- TASK -
Each entry below should be reproduced character for character.

- MATERIAL -
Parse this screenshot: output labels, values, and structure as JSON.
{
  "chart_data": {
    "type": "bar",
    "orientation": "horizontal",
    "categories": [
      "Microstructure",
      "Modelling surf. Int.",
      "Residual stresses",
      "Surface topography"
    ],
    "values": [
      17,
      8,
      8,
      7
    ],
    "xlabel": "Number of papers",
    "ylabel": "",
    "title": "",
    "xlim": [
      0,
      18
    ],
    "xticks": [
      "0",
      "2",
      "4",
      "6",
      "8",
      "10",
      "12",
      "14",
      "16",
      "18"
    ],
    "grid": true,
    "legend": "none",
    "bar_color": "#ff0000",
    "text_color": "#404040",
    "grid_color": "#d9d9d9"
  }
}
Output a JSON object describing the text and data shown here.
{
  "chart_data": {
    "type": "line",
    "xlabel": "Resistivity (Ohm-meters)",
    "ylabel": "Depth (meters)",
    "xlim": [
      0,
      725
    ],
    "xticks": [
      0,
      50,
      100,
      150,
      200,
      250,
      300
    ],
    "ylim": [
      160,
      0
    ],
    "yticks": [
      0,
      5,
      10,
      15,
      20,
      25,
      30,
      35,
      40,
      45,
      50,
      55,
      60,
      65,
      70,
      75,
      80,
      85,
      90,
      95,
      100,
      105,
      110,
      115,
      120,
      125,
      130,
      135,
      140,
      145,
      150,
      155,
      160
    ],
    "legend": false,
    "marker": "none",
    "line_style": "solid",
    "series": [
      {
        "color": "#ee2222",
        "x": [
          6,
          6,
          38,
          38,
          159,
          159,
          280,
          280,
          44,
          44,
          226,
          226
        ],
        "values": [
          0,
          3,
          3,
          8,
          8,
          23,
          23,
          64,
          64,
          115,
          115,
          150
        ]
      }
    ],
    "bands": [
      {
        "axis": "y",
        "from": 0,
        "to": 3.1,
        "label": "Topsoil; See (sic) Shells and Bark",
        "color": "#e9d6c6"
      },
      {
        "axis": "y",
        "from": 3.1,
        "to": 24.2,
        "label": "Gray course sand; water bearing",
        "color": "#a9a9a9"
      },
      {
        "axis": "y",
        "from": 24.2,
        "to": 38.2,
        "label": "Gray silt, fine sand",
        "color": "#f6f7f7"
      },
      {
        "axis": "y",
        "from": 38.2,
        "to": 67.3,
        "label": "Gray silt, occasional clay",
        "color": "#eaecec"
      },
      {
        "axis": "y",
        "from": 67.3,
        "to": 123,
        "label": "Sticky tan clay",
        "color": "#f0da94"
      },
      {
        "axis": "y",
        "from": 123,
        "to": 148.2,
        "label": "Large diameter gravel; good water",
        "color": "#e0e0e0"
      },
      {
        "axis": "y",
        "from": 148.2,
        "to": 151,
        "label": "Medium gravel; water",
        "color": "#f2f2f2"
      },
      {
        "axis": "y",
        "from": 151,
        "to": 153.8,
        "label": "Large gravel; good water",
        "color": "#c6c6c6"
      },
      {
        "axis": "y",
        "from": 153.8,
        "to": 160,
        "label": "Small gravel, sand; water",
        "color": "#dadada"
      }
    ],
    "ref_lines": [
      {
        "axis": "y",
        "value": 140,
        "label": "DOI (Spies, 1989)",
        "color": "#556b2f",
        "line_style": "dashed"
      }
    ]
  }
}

- WORKED SOLUTION -
Parse this screenshot: output labels, values, and structure as JSON.
{
  "chart_data": {
    "type": "bar",
    "orientation": "horizontal",
    "categories": [
      "Microstructure",
      "Modelling surf. Int.",
      "Residual stresses",
      "Surface topography"
    ],
    "values": [
      17,
      8,
      8,
      7
    ],
    "xlabel": "Number of papers",
    "ylabel": "",
    "title": "",
    "xlim": [
      0,
      18
    ],
    "xticks": [
      "0",
      "2",
      "4",
      "6",
      "8",
      "10",
      "12",
      "14",
      "16",
      "18"
    ],
    "grid": true,
    "legend": "none",
    "bar_color": "#ff0000",
    "text_color": "#404040",
    "grid_color": "#d9d9d9"
  }
}
Output a JSON object describing the text and data shown here.
{
  "chart_data": {
    "type": "line",
    "xlabel": "Resistivity (Ohm-meters)",
    "ylabel": "Depth (meters)",
    "xlim": [
      0,
      725
    ],
    "xticks": [
      0,
      50,
      100,
      150,
      200,
      250,
      300
    ],
    "ylim": [
      160,
      0
    ],
    "yticks": [
      0,
      5,
      10,
      15,
      20,
      25,
      30,
      35,
      40,
      45,
      50,
      55,
      60,
      65,
      70,
      75,
      80,
      85,
      90,
      95,
      100,
      105,
      110,
      115,
      120,
      125,
      130,
      135,
      140,
      145,
      150,
      155,
      160
    ],
    "legend": false,
    "marker": "none",
    "line_style": "solid",
    "series": [
      {
        "color": "#ee2222",
        "x": [
          6,
          6,
          38,
          38,
          159,
          159,
          280,
          280,
          44,
          44,
          226,
          226
        ],
        "values": [
          0,
          3,
          3,
          8,
          8,
          23,
          23,
          64,
          64,
          115,
          115,
          150
        ]
      }
    ],
    "bands": [
      {
        "axis": "y",
        "from": 0,
        "to": 3.1,
        "label": "Topsoil; See (sic) Shells and Bark",
        "color": "#e9d6c6"
      },
      {
        "axis": "y",
        "from": 3.1,
        "to": 24.2,
        "label": "Gray course sand; water bearing",
        "color": "#a9a9a9"
      },
      {
        "axis": "y",
        "from": 24.2,
        "to": 38.2,
        "label": "Gray silt, fine sand",
        "color": "#f6f7f7"
      },
      {
        "axis": "y",
        "from": 38.2,
        "to": 67.3,
        "label": "Gray silt, occasional clay",
        "color": "#eaecec"
      },
      {
        "axis": "y",
        "from": 67.3,
        "to": 123,
        "label": "Sticky tan clay",
        "color": "#f0da94"
      },
      {
        "axis": "y",
        "from": 123,
        "to": 148.2,
        "label": "Large diameter gravel; good water",
        "color": "#e0e0e0"
      },
      {
        "axis": "y",
        "from": 148.2,
        "to": 151,
        "label": "Medium gravel; water",
        "color": "#f2f2f2"
      },
      {
        "axis": "y",
        "from": 151,
        "to": 153.8,
        "label": "Large gravel; good water",
        "color": "#c6c6c6"
      },
      {
        "axis": "y",
        "from": 153.8,
        "to": 160,
        "label": "Small gravel, sand; water",
        "color": "#dadada"
      }
    ],
    "ref_lines": [
      {
        "axis": "y",
        "value": 140,
        "label": "DOI (Spies, 1989)",
        "color": "#556b2f",
        "line_style": "dashed"
      }
    ]
  }
}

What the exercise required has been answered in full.